- **Task description**:
Show all lines of the listing that hold the word "patch".

- **Information provided**:
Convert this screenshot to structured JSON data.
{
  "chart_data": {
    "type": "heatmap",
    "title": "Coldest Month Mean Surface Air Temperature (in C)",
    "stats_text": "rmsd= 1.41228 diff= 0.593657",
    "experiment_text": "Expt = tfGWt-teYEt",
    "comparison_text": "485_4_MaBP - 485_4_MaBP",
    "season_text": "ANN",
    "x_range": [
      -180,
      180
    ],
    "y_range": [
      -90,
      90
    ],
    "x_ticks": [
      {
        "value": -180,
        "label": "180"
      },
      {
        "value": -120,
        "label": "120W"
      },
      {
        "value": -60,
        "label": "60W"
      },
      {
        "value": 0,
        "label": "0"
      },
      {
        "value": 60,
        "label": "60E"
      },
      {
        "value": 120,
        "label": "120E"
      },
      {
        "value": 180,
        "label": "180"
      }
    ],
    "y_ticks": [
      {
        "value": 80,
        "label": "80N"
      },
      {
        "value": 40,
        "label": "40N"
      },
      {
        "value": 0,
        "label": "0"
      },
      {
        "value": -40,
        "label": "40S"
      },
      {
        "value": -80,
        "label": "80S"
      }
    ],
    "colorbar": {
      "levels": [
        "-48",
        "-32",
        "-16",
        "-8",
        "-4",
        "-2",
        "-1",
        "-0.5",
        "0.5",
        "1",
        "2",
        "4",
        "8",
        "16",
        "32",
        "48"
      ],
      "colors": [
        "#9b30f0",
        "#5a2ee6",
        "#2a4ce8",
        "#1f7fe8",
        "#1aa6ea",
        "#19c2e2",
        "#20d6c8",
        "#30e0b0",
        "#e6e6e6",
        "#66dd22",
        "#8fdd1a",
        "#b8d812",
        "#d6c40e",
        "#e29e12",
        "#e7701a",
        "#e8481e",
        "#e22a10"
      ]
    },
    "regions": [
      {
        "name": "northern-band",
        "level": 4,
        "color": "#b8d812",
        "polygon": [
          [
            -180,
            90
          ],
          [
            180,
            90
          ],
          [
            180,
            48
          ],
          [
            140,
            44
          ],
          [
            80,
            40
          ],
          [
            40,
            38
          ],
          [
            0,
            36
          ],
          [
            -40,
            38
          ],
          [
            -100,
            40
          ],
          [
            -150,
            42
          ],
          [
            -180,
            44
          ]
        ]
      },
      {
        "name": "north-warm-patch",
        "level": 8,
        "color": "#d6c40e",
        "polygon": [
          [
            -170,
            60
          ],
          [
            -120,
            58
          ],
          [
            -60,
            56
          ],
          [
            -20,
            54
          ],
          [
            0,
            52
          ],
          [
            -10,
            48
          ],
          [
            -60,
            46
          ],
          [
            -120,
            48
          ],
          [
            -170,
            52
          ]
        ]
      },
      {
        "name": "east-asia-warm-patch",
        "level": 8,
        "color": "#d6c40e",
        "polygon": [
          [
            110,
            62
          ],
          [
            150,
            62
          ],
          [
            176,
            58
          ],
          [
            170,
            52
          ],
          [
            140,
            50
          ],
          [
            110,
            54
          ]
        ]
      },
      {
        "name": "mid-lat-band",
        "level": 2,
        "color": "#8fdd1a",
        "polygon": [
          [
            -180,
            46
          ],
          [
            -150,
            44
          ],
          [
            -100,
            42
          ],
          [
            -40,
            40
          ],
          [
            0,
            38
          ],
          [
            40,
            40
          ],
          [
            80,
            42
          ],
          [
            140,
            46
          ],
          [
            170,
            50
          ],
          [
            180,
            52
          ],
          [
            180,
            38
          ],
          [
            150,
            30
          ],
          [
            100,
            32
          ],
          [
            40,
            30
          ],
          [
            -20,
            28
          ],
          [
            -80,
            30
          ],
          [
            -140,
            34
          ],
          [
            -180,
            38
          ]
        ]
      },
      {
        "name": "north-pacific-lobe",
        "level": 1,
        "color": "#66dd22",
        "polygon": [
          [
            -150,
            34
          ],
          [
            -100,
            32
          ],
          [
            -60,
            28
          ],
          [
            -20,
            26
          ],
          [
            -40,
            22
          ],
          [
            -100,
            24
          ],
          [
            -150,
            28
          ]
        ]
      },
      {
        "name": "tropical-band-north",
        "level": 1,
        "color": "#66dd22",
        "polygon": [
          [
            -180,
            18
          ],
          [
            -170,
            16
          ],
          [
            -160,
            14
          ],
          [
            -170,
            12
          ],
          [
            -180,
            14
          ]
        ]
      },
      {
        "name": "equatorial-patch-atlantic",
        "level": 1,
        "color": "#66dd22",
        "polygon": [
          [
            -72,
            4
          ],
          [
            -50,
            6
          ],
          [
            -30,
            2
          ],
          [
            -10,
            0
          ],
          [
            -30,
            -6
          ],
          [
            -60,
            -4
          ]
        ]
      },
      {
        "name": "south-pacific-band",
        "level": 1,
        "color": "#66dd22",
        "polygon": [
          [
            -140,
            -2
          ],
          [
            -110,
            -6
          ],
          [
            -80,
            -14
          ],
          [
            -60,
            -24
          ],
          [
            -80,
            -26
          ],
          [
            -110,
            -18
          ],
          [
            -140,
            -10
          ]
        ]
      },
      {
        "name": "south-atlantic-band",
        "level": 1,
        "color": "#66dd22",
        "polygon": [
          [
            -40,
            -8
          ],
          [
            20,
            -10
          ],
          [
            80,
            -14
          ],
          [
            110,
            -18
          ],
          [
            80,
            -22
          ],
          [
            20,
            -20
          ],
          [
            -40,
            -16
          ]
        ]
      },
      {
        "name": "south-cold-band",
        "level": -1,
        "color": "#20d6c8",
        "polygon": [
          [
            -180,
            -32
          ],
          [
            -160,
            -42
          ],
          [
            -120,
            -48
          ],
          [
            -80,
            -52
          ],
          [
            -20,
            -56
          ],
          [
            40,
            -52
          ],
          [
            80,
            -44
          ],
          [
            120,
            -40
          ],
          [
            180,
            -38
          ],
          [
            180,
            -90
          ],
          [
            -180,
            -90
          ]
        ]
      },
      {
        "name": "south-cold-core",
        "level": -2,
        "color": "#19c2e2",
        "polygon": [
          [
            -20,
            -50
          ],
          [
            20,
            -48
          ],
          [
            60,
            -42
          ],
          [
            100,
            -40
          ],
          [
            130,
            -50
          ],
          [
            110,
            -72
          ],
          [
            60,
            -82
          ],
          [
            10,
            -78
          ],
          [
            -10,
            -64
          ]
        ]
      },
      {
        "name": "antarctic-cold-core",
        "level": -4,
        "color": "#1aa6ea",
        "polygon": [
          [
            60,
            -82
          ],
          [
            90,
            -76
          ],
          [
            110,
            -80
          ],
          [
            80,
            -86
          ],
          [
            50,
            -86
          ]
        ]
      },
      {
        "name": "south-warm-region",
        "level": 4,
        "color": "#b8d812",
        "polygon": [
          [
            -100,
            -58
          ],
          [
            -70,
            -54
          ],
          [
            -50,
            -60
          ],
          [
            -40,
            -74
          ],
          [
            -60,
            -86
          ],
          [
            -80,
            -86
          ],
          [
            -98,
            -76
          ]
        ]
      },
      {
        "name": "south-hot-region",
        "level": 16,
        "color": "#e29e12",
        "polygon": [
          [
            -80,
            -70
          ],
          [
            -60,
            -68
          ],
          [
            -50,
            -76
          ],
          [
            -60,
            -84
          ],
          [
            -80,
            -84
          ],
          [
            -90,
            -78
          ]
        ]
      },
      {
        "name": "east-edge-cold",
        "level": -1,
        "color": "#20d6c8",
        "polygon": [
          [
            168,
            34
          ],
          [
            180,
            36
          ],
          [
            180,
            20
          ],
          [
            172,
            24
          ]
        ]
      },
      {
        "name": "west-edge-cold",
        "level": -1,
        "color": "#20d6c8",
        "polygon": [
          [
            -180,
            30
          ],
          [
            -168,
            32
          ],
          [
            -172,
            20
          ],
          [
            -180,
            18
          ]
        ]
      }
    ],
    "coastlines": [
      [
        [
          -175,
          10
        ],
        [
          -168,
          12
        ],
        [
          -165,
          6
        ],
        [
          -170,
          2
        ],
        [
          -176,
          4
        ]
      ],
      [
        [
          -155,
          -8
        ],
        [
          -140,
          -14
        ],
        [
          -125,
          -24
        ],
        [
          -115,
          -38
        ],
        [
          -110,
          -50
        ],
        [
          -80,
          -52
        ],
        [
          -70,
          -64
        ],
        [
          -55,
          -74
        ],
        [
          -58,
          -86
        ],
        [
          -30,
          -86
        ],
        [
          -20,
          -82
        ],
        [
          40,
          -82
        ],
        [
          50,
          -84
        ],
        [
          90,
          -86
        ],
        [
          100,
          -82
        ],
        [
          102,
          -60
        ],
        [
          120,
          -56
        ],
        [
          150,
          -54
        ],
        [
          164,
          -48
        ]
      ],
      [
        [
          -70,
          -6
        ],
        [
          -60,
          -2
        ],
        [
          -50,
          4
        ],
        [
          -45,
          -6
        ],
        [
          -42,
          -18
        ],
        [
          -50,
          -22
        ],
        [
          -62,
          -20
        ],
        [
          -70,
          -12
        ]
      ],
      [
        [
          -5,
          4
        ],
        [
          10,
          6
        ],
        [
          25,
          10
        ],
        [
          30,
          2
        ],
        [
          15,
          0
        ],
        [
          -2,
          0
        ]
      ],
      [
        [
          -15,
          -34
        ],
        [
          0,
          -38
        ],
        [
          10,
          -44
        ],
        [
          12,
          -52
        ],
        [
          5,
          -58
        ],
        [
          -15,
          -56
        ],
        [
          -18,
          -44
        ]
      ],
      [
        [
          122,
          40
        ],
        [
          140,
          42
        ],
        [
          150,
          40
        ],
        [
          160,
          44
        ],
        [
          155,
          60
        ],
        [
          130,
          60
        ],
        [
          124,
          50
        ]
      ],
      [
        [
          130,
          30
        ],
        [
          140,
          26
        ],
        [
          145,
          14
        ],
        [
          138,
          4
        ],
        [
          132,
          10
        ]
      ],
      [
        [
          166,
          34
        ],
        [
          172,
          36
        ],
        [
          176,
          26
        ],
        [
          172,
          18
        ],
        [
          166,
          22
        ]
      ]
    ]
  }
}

- **Expected answer**:
        "name": "north-warm-patch",
        "name": "east-asia-warm-patch",
        "name": "equatorial-patch-atlantic",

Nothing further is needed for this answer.